#### Task requirements
Without the pictures, return all of the material exactly as written.

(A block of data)
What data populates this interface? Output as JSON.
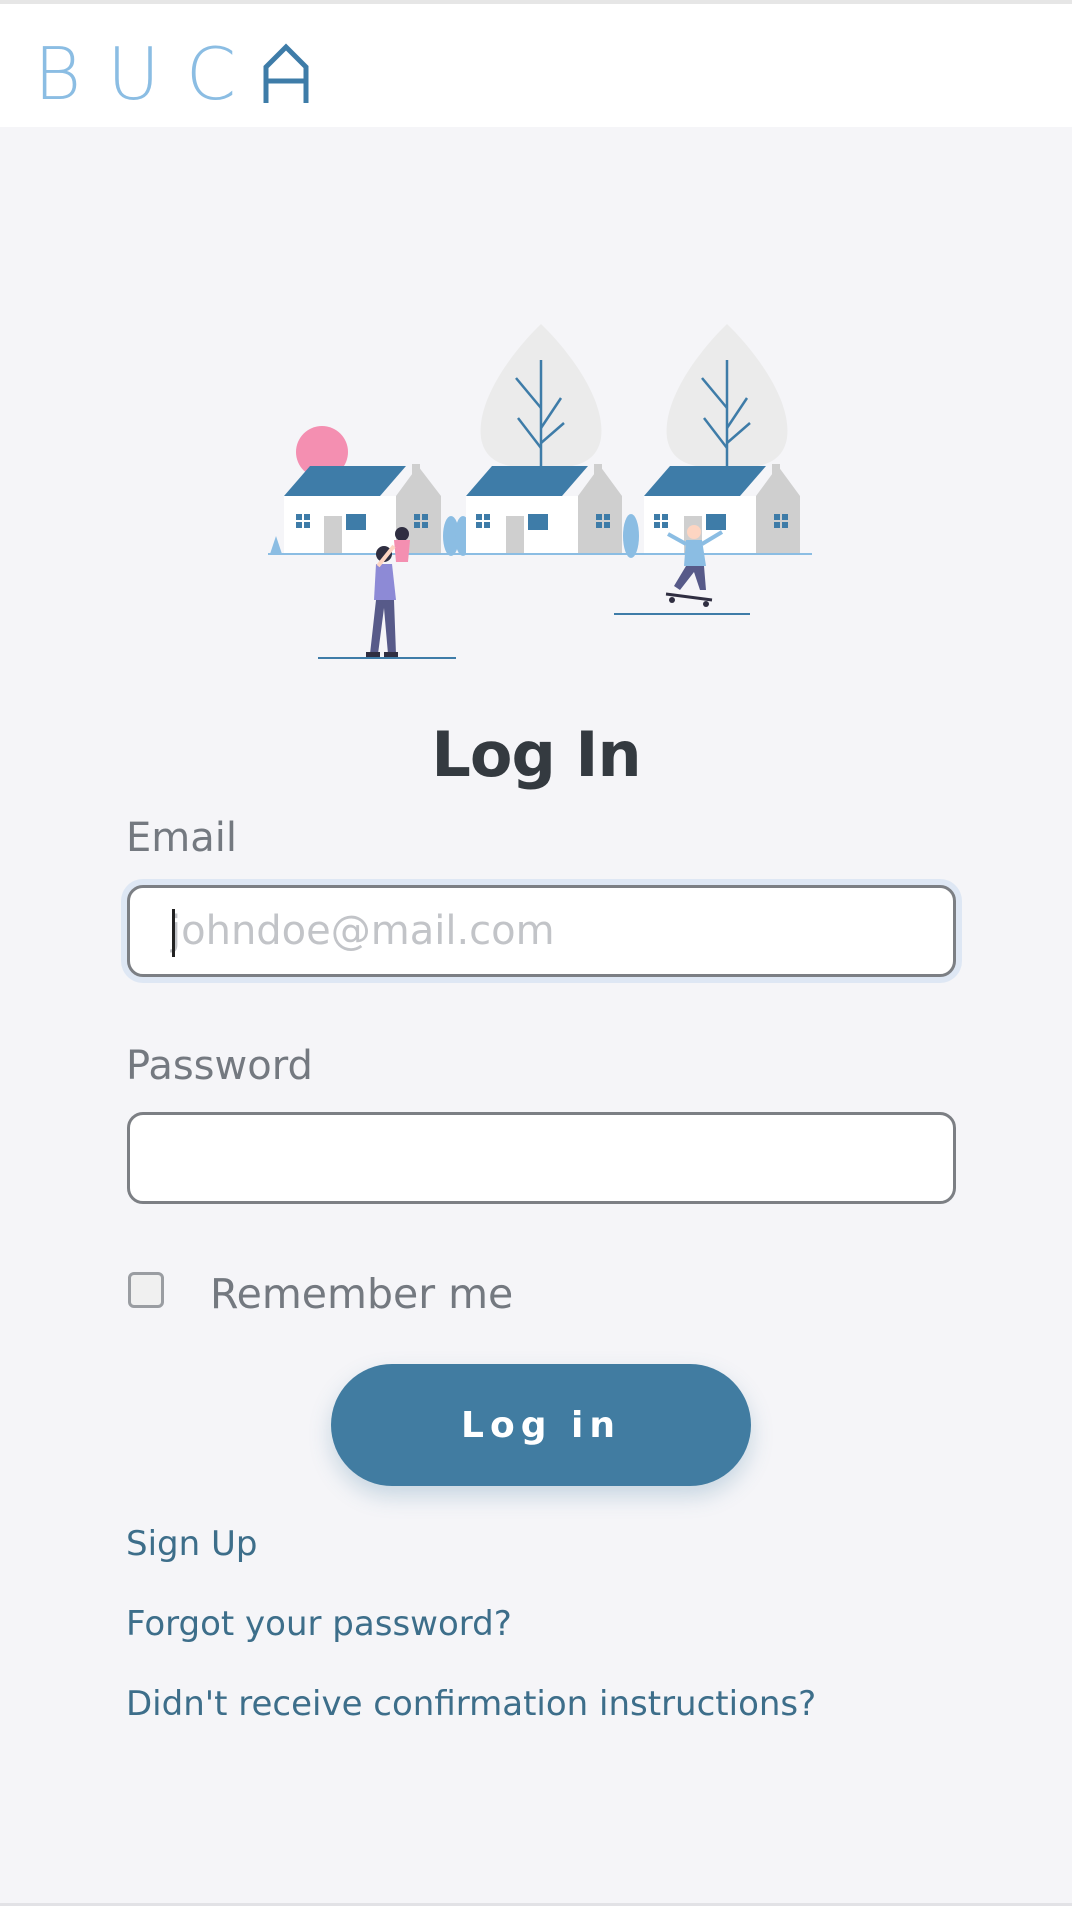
{
  "brand": {
    "name": "BUCA",
    "letters": "BUC",
    "last_letter": "A",
    "primary_color": "#417ca1",
    "logo_color": "#8bbde3"
  },
  "page": {
    "title": "Log In",
    "background": "#f5f5f8"
  },
  "form": {
    "email_label": "Email",
    "email_placeholder": "johndoe@mail.com",
    "email_value": "",
    "password_label": "Password",
    "password_value": "",
    "remember_label": "Remember me",
    "remember_checked": false,
    "submit_label": "Log in"
  },
  "links": {
    "sign_up": "Sign Up",
    "forgot_password": "Forgot your password?",
    "confirmation": "Didn't receive confirmation instructions?"
  },
  "illustration": {
    "icon": "neighborhood-houses-illustration"
  }
}
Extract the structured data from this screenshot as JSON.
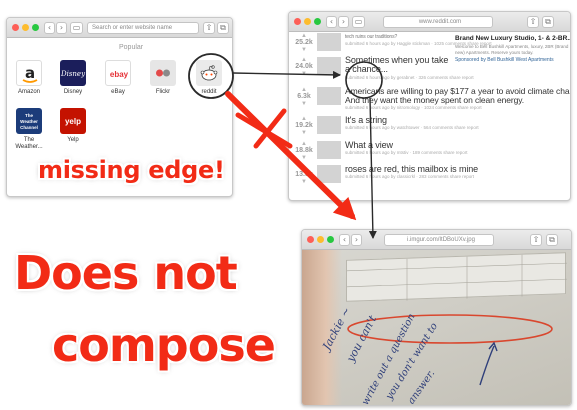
{
  "favorites_window": {
    "url_placeholder": "Search or enter website name",
    "section_label": "Popular",
    "sites": [
      {
        "label": "Amazon",
        "tile_text": "a",
        "bg": "#ffffff",
        "fg": "#222222"
      },
      {
        "label": "Disney",
        "tile_text": "Disney",
        "bg": "#1b1e5b",
        "fg": "#ffffff"
      },
      {
        "label": "eBay",
        "tile_text": "ebay",
        "bg": "#ffffff",
        "fg": "#e53238"
      },
      {
        "label": "Flickr",
        "tile_text": "",
        "bg": "#e6e6e6",
        "fg": "#0063dc"
      },
      {
        "label": "reddit",
        "tile_text": "",
        "bg": "#ffffff",
        "fg": "#ff4500"
      },
      {
        "label": "The Weather...",
        "tile_text": "The Weather Channel",
        "bg": "#1c3c7a",
        "fg": "#ffffff"
      },
      {
        "label": "Yelp",
        "tile_text": "yelp",
        "bg": "#c41200",
        "fg": "#ffffff"
      }
    ]
  },
  "reddit_window": {
    "url": "www.reddit.com",
    "posts": [
      {
        "score": "25.2k",
        "title": "tech ruins our traditions?",
        "meta": "submitted 6 hours ago by Haggle stickman · 1025 comments share report"
      },
      {
        "score": "24.0k",
        "title": "Sometimes when you take a chance...",
        "meta": "submitted 6 hours ago by gerabnet · 326 comments share report"
      },
      {
        "score": "6.3k",
        "title": "Americans are willing to pay $177 a year to avoid climate change:",
        "title2": "And they want the money spent on clean energy.",
        "meta": "submitted 6 hours ago by nitromology · 1024 comments share report"
      },
      {
        "score": "19.2k",
        "title": "It's a string",
        "meta": "submitted 6 hours ago by watchtower · 564 comments share report"
      },
      {
        "score": "18.8k",
        "title": "What a view",
        "meta": "submitted 6 hours ago by mtstiv · 189 comments share report"
      },
      {
        "score": "13.8k",
        "title": "roses are red, this mailbox is mine",
        "meta": "submitted 6 hours ago by classicrkl · 283 comments share report"
      }
    ],
    "ad": {
      "title": "Brand New Luxury Studio, 1- & 2-BR...",
      "body": "Welcome to Bell Bushkill Apartments, luxury, 2BR (Brand new) Apartments. Reserve yours today.",
      "sponsor": "Sponsored by Bell Bushkill West Apartments"
    }
  },
  "photo_window": {
    "url": "i.imgur.com/ItDBoUXv.jpg",
    "handwriting": [
      "Jackie ~",
      "you can't",
      "write out a question",
      "you don't want to",
      "answer."
    ]
  },
  "annotations": {
    "missing_edge": "missing edge!",
    "does_not": "Does not",
    "compose": "compose"
  },
  "colors": {
    "accent_red": "#f22b16",
    "arrow_dark": "#2a2a2a",
    "ellipse_red": "#d9472e"
  }
}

#### Answer to the exercise
What data populates this interface? Output as JSON.
{
  "brand": {
    "name": "BUCA",
    "letters": "BUC",
    "last_letter": "A",
    "primary_color": "#417ca1",
    "logo_color": "#8bbde3"
  },
  "page": {
    "title": "Log In",
    "background": "#f5f5f8"
  },
  "form": {
    "email_label": "Email",
    "email_placeholder": "johndoe@mail.com",
    "email_value": "",
    "password_label": "Password",
    "password_value": "",
    "remember_label": "Remember me",
    "remember_checked": false,
    "submit_label": "Log in"
  },
  "links": {
    "sign_up": "Sign Up",
    "forgot_password": "Forgot your password?",
    "confirmation": "Didn't receive confirmation instructions?"
  },
  "illustration": {
    "icon": "neighborhood-houses-illustration"
  }
}
Extract the structured data from this screenshot as JSON.
{
  "favorites_window": {
    "url_placeholder": "Search or enter website name",
    "section_label": "Popular",
    "sites": [
      {
        "label": "Amazon",
        "tile_text": "a",
        "bg": "#ffffff",
        "fg": "#222222"
      },
      {
        "label": "Disney",
        "tile_text": "Disney",
        "bg": "#1b1e5b",
        "fg": "#ffffff"
      },
      {
        "label": "eBay",
        "tile_text": "ebay",
        "bg": "#ffffff",
        "fg": "#e53238"
      },
      {
        "label": "Flickr",
        "tile_text": "",
        "bg": "#e6e6e6",
        "fg": "#0063dc"
      },
      {
        "label": "reddit",
        "tile_text": "",
        "bg": "#ffffff",
        "fg": "#ff4500"
      },
      {
        "label": "The Weather...",
        "tile_text": "The Weather Channel",
        "bg": "#1c3c7a",
        "fg": "#ffffff"
      },
      {
        "label": "Yelp",
        "tile_text": "yelp",
        "bg": "#c41200",
        "fg": "#ffffff"
      }
    ]
  },
  "reddit_window": {
    "url": "www.reddit.com",
    "posts": [
      {
        "score": "25.2k",
        "title": "tech ruins our traditions?",
        "meta": "submitted 6 hours ago by Haggle stickman · 1025 comments share report"
      },
      {
        "score": "24.0k",
        "title": "Sometimes when you take a chance...",
        "meta": "submitted 6 hours ago by gerabnet · 326 comments share report"
      },
      {
        "score": "6.3k",
        "title": "Americans are willing to pay $177 a year to avoid climate change:",
        "title2": "And they want the money spent on clean energy.",
        "meta": "submitted 6 hours ago by nitromology · 1024 comments share report"
      },
      {
        "score": "19.2k",
        "title": "It's a string",
        "meta": "submitted 6 hours ago by watchtower · 564 comments share report"
      },
      {
        "score": "18.8k",
        "title": "What a view",
        "meta": "submitted 6 hours ago by mtstiv · 189 comments share report"
      },
      {
        "score": "13.8k",
        "title": "roses are red, this mailbox is mine",
        "meta": "submitted 6 hours ago by classicrkl · 283 comments share report"
      }
    ],
    "ad": {
      "title": "Brand New Luxury Studio, 1- & 2-BR...",
      "body": "Welcome to Bell Bushkill Apartments, luxury, 2BR (Brand new) Apartments. Reserve yours today.",
      "sponsor": "Sponsored by Bell Bushkill West Apartments"
    }
  },
  "photo_window": {
    "url": "i.imgur.com/ItDBoUXv.jpg",
    "handwriting": [
      "Jackie ~",
      "you can't",
      "write out a question",
      "you don't want to",
      "answer."
    ]
  },
  "annotations": {
    "missing_edge": "missing edge!",
    "does_not": "Does not",
    "compose": "compose"
  },
  "colors": {
    "accent_red": "#f22b16",
    "arrow_dark": "#2a2a2a",
    "ellipse_red": "#d9472e"
  }
}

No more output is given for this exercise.